= Short task =
In your copy, leave out the pictures; write out all the data exactly.

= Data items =
★ ★ ★ ★

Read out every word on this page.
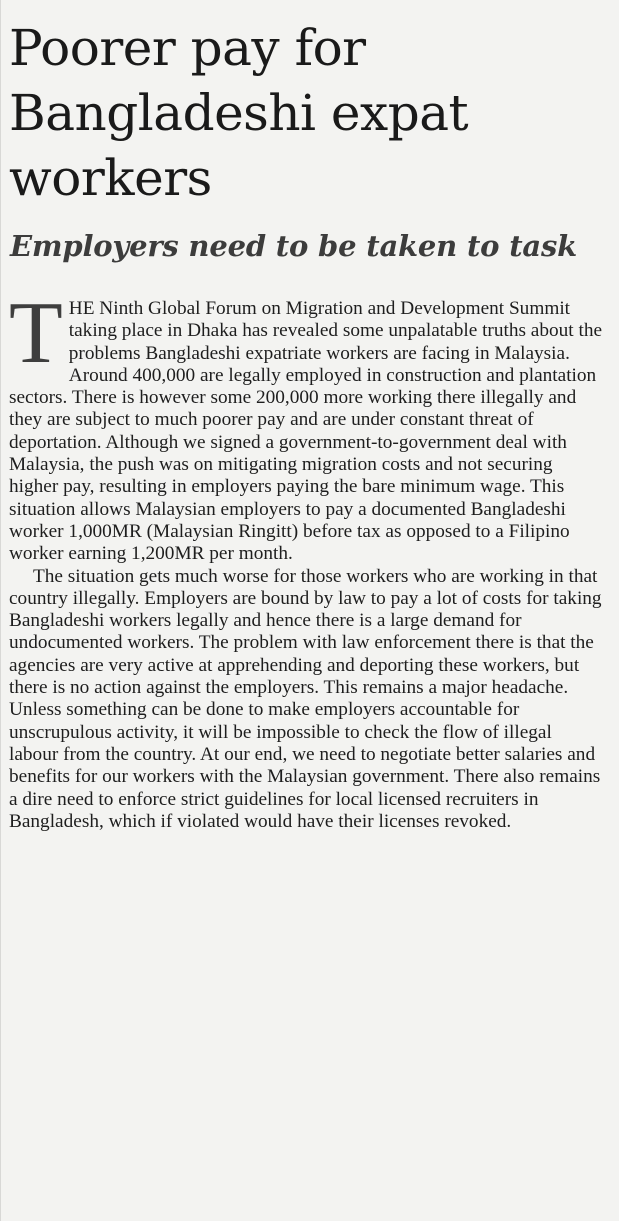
Poorer pay for Bangladeshi expat workers
Employers need to be taken to task

THE Ninth Global Forum on Migration and Development Summit taking place in Dhaka has revealed some unpalatable truths about the problems Bangladeshi expatriate workers are facing in Malaysia. Around 400,000 are legally employed in construction and plantation sectors. There is however some 200,000 more working there illegally and they are subject to much poorer pay and are under constant threat of deportation. Although we signed a government-to-government deal with Malaysia, the push was on mitigating migration costs and not securing higher pay, resulting in employers paying the bare minimum wage. This situation allows Malaysian employers to pay a documented Bangladeshi worker 1,000MR (Malaysian Ringitt) before tax as opposed to a Filipino worker earning 1,200MR per month.

The situation gets much worse for those workers who are working in that country illegally. Employers are bound by law to pay a lot of costs for taking Bangladeshi workers legally and hence there is a large demand for undocumented workers. The problem with law enforcement there is that the agencies are very active at apprehending and deporting these workers, but there is no action against the employers. This remains a major headache. Unless something can be done to make employers accountable for unscrupulous activity, it will be impossible to check the flow of illegal labour from the country. At our end, we need to negotiate better salaries and benefits for our workers with the Malaysian government. There also remains a dire need to enforce strict guidelines for local licensed recruiters in Bangladesh, which if violated would have their licenses revoked.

★ ★ ★ ★

= Output of the task =
Read out every word on this page.
Poorer pay for Bangladeshi expat workers
Employers need to be taken to task

THE Ninth Global Forum on Migration and Development Summit taking place in Dhaka has revealed some unpalatable truths about the problems Bangladeshi expatriate workers are facing in Malaysia. Around 400,000 are legally employed in construction and plantation sectors. There is however some 200,000 more working there illegally and they are subject to much poorer pay and are under constant threat of deportation. Although we signed a government-to-government deal with Malaysia, the push was on mitigating migration costs and not securing higher pay, resulting in employers paying the bare minimum wage. This situation allows Malaysian employers to pay a documented Bangladeshi worker 1,000MR (Malaysian Ringitt) before tax as opposed to a Filipino worker earning 1,200MR per month.

The situation gets much worse for those workers who are working in that country illegally. Employers are bound by law to pay a lot of costs for taking Bangladeshi workers legally and hence there is a large demand for undocumented workers. The problem with law enforcement there is that the agencies are very active at apprehending and deporting these workers, but there is no action against the employers. This remains a major headache. Unless something can be done to make employers accountable for unscrupulous activity, it will be impossible to check the flow of illegal labour from the country. At our end, we need to negotiate better salaries and benefits for our workers with the Malaysian government. There also remains a dire need to enforce strict guidelines for local licensed recruiters in Bangladesh, which if violated would have their licenses revoked.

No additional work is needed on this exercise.